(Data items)
----------------

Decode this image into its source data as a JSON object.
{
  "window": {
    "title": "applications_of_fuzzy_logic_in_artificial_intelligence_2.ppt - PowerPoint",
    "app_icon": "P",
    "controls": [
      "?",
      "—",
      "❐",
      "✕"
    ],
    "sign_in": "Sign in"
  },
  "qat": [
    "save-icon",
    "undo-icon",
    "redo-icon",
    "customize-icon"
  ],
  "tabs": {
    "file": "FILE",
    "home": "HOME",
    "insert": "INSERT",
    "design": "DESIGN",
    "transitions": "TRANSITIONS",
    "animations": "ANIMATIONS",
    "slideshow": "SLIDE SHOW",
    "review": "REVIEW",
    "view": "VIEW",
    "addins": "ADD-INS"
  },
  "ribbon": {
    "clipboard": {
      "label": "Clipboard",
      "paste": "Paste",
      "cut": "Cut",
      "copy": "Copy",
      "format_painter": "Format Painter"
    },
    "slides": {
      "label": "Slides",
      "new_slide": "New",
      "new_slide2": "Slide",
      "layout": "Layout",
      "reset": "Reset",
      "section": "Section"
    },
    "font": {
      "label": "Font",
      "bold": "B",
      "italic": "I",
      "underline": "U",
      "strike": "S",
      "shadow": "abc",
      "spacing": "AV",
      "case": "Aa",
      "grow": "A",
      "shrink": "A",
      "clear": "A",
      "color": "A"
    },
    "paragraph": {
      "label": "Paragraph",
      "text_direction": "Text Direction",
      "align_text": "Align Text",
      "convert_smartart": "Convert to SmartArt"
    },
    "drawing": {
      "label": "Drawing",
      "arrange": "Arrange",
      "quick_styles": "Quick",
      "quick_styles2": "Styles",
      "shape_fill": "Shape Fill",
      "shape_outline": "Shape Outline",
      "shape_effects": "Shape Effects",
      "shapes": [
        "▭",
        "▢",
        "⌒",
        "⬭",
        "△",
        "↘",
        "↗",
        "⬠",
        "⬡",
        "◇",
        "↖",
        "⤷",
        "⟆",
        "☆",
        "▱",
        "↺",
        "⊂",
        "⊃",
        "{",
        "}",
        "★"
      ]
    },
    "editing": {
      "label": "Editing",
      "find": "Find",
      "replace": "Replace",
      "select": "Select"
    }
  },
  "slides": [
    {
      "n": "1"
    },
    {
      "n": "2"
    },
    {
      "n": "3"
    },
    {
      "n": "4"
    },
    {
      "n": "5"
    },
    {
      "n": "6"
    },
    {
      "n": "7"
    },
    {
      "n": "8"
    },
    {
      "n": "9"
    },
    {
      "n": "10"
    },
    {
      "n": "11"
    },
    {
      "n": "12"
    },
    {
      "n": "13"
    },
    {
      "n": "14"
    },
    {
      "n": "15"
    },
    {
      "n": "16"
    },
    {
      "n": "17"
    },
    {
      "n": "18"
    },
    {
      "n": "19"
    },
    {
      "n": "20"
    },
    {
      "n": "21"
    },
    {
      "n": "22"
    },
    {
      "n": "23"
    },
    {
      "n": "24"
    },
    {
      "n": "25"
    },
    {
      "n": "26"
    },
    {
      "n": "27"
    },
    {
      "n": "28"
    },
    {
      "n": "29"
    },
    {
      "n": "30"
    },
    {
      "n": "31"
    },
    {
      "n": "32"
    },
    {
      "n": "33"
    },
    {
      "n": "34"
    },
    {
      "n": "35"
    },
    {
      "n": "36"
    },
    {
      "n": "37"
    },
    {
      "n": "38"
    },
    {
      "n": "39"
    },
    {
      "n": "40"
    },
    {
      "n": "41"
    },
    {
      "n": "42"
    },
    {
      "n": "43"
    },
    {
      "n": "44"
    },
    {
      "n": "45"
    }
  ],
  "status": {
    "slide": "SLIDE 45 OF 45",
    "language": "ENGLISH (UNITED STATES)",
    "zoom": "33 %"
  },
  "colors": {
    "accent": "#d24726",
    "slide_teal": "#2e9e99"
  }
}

----------------

_What the task asks:_
Write the data from above out again, exactly.

_Expected answer:_
Decode this image into its source data as a JSON object.
{
  "window": {
    "title": "applications_of_fuzzy_logic_in_artificial_intelligence_2.ppt - PowerPoint",
    "app_icon": "P",
    "controls": [
      "?",
      "—",
      "❐",
      "✕"
    ],
    "sign_in": "Sign in"
  },
  "qat": [
    "save-icon",
    "undo-icon",
    "redo-icon",
    "customize-icon"
  ],
  "tabs": {
    "file": "FILE",
    "home": "HOME",
    "insert": "INSERT",
    "design": "DESIGN",
    "transitions": "TRANSITIONS",
    "animations": "ANIMATIONS",
    "slideshow": "SLIDE SHOW",
    "review": "REVIEW",
    "view": "VIEW",
    "addins": "ADD-INS"
  },
  "ribbon": {
    "clipboard": {
      "label": "Clipboard",
      "paste": "Paste",
      "cut": "Cut",
      "copy": "Copy",
      "format_painter": "Format Painter"
    },
    "slides": {
      "label": "Slides",
      "new_slide": "New",
      "new_slide2": "Slide",
      "layout": "Layout",
      "reset": "Reset",
      "section": "Section"
    },
    "font": {
      "label": "Font",
      "bold": "B",
      "italic": "I",
      "underline": "U",
      "strike": "S",
      "shadow": "abc",
      "spacing": "AV",
      "case": "Aa",
      "grow": "A",
      "shrink": "A",
      "clear": "A",
      "color": "A"
    },
    "paragraph": {
      "label": "Paragraph",
      "text_direction": "Text Direction",
      "align_text": "Align Text",
      "convert_smartart": "Convert to SmartArt"
    },
    "drawing": {
      "label": "Drawing",
      "arrange": "Arrange",
      "quick_styles": "Quick",
      "quick_styles2": "Styles",
      "shape_fill": "Shape Fill",
      "shape_outline": "Shape Outline",
      "shape_effects": "Shape Effects",
      "shapes": [
        "▭",
        "▢",
        "⌒",
        "⬭",
        "△",
        "↘",
        "↗",
        "⬠",
        "⬡",
        "◇",
        "↖",
        "⤷",
        "⟆",
        "☆",
        "▱",
        "↺",
        "⊂",
        "⊃",
        "{",
        "}",
        "★"
      ]
    },
    "editing": {
      "label": "Editing",
      "find": "Find",
      "replace": "Replace",
      "select": "Select"
    }
  },
  "slides": [
    {
      "n": "1"
    },
    {
      "n": "2"
    },
    {
      "n": "3"
    },
    {
      "n": "4"
    },
    {
      "n": "5"
    },
    {
      "n": "6"
    },
    {
      "n": "7"
    },
    {
      "n": "8"
    },
    {
      "n": "9"
    },
    {
      "n": "10"
    },
    {
      "n": "11"
    },
    {
      "n": "12"
    },
    {
      "n": "13"
    },
    {
      "n": "14"
    },
    {
      "n": "15"
    },
    {
      "n": "16"
    },
    {
      "n": "17"
    },
    {
      "n": "18"
    },
    {
      "n": "19"
    },
    {
      "n": "20"
    },
    {
      "n": "21"
    },
    {
      "n": "22"
    },
    {
      "n": "23"
    },
    {
      "n": "24"
    },
    {
      "n": "25"
    },
    {
      "n": "26"
    },
    {
      "n": "27"
    },
    {
      "n": "28"
    },
    {
      "n": "29"
    },
    {
      "n": "30"
    },
    {
      "n": "31"
    },
    {
      "n": "32"
    },
    {
      "n": "33"
    },
    {
      "n": "34"
    },
    {
      "n": "35"
    },
    {
      "n": "36"
    },
    {
      "n": "37"
    },
    {
      "n": "38"
    },
    {
      "n": "39"
    },
    {
      "n": "40"
    },
    {
      "n": "41"
    },
    {
      "n": "42"
    },
    {
      "n": "43"
    },
    {
      "n": "44"
    },
    {
      "n": "45"
    }
  ],
  "status": {
    "slide": "SLIDE 45 OF 45",
    "language": "ENGLISH (UNITED STATES)",
    "zoom": "33 %"
  },
  "colors": {
    "accent": "#d24726",
    "slide_teal": "#2e9e99"
  }
}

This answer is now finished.